--- Short problem ---
The exercise asks you to copy every line below in which "this" appears.

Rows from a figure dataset
::::::

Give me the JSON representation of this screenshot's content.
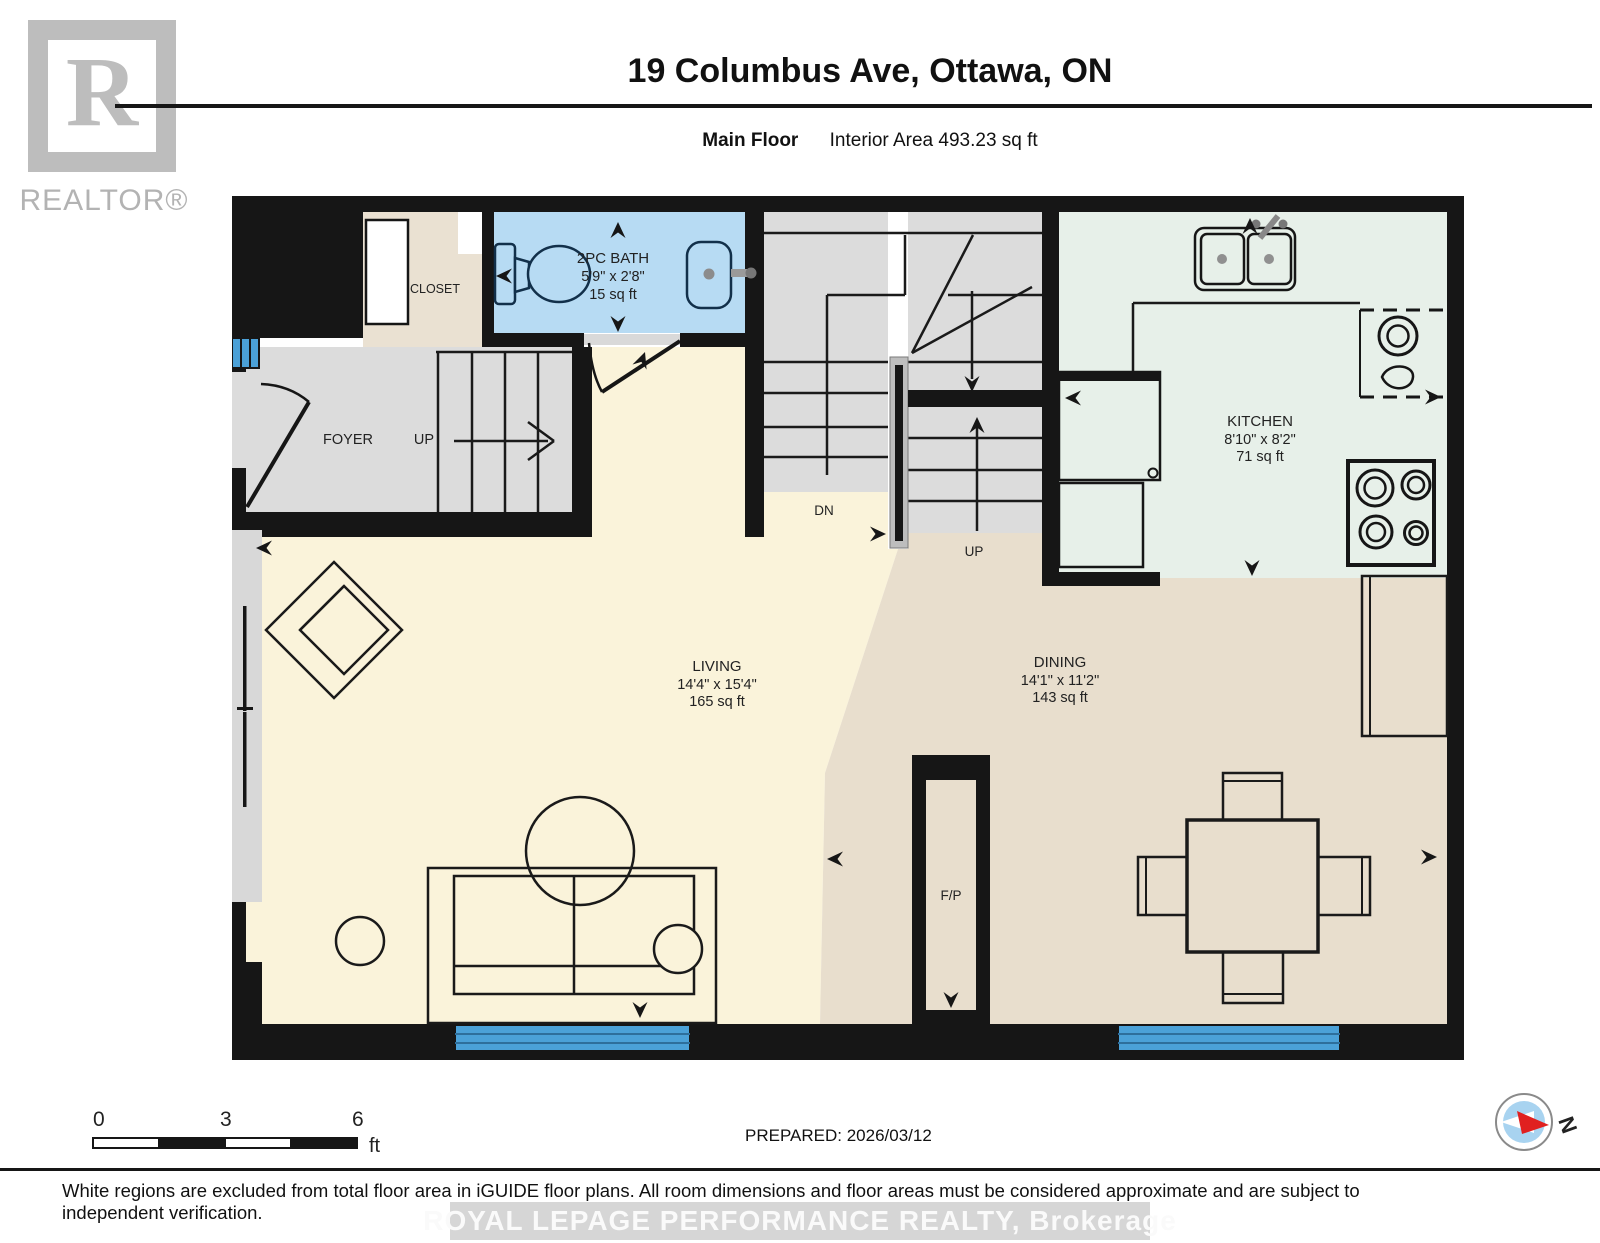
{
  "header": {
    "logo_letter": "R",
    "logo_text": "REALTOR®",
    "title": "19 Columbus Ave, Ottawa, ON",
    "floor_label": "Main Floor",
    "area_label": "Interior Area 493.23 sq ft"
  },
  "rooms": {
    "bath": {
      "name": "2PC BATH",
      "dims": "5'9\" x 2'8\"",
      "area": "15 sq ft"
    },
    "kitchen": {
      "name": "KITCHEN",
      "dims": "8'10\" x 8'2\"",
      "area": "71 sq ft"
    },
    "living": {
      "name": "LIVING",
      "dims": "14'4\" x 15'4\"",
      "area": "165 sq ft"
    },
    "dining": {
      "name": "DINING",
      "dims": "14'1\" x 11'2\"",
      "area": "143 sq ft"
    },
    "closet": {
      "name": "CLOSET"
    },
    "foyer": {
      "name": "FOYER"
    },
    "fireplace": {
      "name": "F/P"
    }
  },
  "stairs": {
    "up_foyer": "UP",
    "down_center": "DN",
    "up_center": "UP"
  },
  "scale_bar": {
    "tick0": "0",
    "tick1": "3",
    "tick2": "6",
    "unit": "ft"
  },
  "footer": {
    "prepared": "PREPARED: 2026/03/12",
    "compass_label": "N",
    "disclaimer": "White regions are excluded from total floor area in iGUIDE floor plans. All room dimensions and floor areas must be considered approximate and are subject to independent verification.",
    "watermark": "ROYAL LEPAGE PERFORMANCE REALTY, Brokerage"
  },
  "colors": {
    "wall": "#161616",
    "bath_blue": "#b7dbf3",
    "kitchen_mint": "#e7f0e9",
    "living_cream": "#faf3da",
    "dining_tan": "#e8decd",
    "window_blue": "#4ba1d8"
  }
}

::::::

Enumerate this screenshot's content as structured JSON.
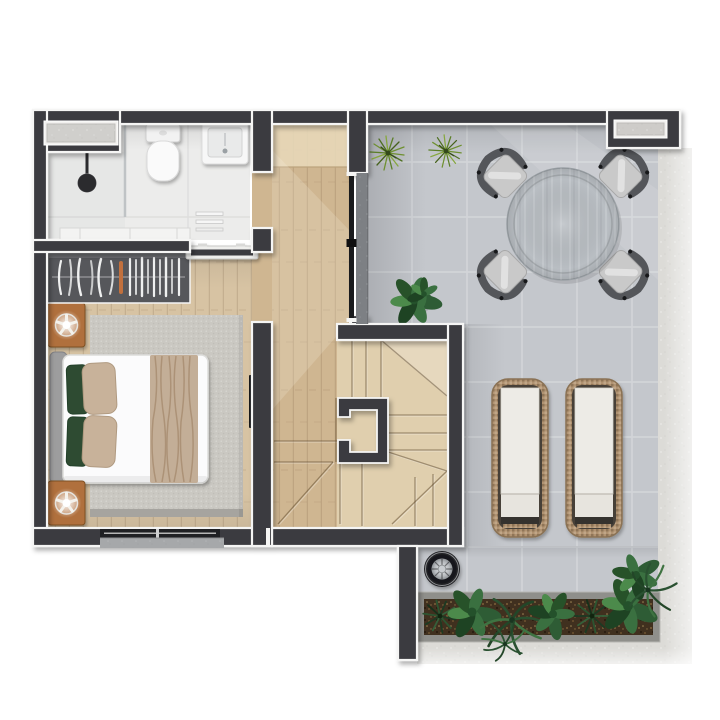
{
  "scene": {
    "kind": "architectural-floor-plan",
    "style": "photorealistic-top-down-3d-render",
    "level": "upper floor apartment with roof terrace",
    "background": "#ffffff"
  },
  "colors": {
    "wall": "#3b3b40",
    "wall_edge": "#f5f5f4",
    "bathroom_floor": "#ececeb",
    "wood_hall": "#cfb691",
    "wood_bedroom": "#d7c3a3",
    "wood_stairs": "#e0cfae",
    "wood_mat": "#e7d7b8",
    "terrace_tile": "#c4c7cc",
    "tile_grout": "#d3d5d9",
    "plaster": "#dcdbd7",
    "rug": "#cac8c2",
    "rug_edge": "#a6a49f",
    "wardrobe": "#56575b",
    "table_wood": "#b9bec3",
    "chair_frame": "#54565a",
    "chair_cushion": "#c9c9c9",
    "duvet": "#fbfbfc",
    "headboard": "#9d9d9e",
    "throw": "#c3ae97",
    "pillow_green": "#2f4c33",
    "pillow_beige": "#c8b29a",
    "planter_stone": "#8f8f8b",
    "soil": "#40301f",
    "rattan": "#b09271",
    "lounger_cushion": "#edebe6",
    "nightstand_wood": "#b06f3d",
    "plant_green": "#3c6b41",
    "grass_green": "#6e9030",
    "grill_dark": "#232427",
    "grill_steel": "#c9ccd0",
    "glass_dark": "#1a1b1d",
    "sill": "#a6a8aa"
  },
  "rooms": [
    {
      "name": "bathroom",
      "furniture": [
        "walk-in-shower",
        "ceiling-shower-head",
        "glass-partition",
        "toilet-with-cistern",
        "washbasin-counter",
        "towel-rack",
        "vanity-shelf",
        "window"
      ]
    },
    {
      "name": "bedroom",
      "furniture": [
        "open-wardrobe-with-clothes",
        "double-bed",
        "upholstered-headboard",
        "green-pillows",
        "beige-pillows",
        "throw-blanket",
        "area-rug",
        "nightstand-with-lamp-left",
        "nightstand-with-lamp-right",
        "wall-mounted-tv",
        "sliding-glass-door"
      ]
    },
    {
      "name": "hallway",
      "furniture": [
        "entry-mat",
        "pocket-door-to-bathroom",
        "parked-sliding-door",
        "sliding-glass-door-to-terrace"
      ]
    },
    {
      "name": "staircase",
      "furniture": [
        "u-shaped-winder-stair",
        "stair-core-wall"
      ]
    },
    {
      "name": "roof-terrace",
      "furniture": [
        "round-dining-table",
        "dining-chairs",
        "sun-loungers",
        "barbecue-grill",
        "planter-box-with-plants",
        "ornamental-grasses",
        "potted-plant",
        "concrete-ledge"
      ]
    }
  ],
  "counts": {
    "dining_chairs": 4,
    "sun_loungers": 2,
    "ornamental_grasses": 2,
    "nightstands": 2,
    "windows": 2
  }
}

::::::

--- Answer for the task ---
Give me the JSON representation of this screenshot's content.
Enumerate this screenshot's content as structured JSON.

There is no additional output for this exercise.